§ **GIVEN PROBLEM**
Go through the listing and return every line with "PyTorch" in it.

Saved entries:
════════════════
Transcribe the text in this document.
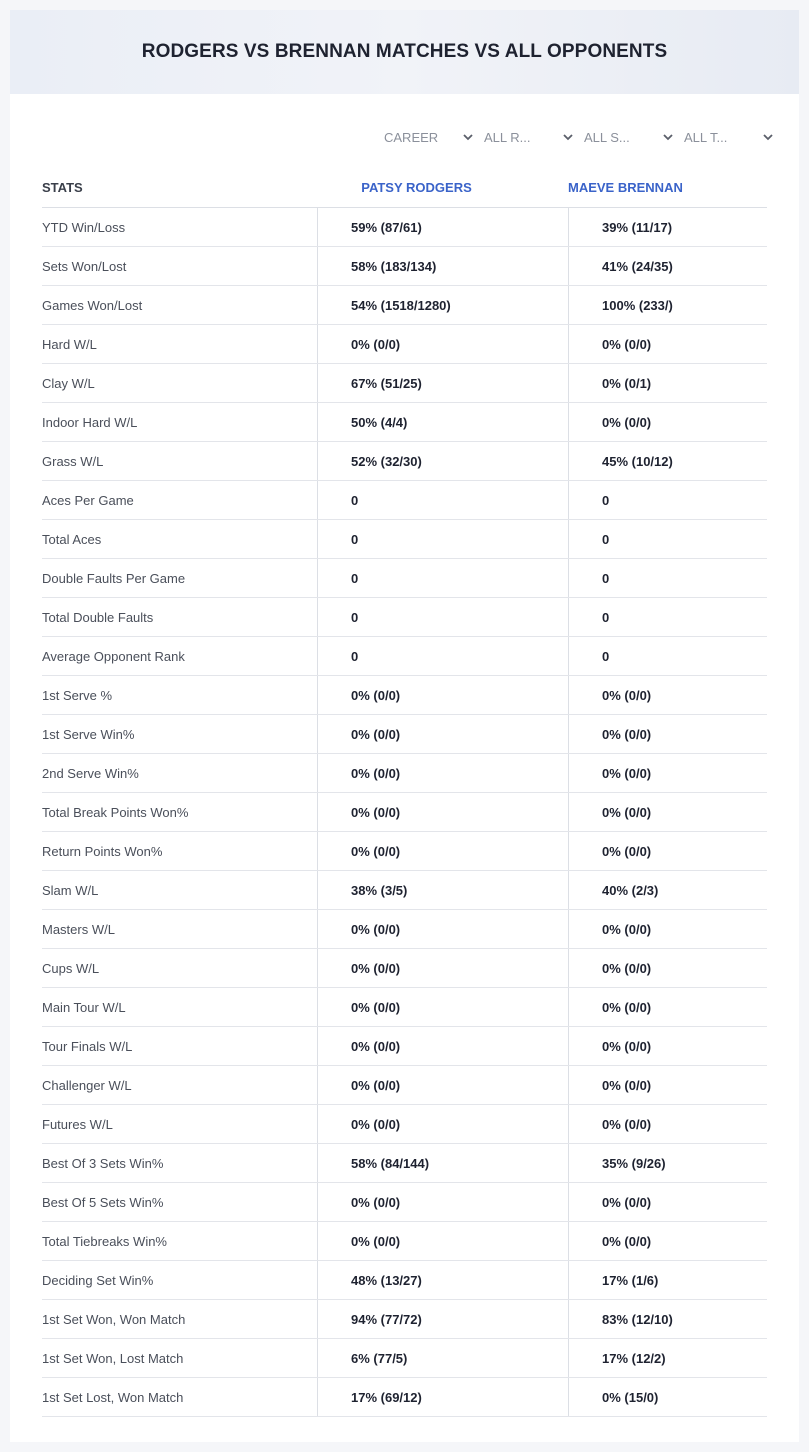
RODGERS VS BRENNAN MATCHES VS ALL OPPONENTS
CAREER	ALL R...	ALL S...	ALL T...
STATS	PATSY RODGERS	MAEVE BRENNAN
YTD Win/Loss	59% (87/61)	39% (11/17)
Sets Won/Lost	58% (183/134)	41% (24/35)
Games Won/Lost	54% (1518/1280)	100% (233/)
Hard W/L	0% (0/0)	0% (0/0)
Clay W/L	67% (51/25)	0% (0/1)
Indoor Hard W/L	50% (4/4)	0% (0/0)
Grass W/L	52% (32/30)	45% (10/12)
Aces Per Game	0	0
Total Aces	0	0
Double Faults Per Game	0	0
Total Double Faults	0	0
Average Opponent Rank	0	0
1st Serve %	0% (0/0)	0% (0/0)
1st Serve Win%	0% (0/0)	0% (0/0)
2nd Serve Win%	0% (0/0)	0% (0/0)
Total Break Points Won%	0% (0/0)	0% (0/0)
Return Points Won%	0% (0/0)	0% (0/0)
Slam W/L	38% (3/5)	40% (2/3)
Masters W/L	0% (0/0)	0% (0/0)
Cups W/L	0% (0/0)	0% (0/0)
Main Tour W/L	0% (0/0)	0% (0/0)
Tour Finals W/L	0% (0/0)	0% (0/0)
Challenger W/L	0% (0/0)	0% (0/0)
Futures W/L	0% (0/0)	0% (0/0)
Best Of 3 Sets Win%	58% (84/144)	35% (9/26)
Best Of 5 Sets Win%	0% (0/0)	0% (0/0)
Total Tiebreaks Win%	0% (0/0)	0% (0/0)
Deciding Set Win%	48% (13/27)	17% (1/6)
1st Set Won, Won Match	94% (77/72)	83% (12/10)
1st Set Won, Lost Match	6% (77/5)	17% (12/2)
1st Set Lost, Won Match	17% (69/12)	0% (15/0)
════════════════
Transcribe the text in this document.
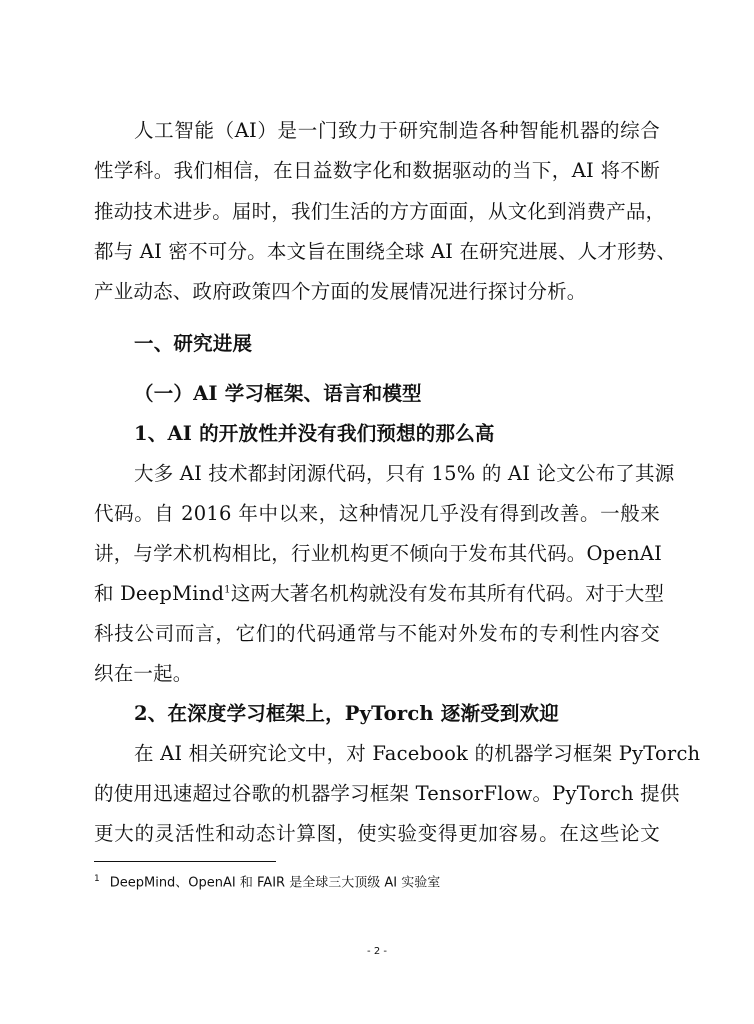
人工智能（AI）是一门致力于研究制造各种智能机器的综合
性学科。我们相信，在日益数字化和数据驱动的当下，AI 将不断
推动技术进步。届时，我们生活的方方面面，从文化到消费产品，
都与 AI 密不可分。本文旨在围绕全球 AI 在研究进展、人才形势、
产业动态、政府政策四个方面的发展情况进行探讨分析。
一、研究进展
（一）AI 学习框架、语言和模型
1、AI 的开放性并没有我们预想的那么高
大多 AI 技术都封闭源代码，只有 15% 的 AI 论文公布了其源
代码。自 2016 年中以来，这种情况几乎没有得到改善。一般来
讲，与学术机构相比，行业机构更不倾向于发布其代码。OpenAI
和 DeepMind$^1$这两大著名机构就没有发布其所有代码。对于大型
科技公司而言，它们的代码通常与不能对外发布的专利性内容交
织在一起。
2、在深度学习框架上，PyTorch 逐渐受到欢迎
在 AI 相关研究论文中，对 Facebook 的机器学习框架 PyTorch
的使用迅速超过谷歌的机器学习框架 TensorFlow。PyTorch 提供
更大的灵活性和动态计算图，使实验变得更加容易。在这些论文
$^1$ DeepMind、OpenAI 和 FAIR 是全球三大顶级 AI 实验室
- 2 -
════════════════
§ **COMPLETED TASK**
2、在深度学习框架上，PyTorch 逐渐受到欢迎
在 AI 相关研究论文中，对 Facebook 的机器学习框架 PyTorch
的使用迅速超过谷歌的机器学习框架 TensorFlow。PyTorch 提供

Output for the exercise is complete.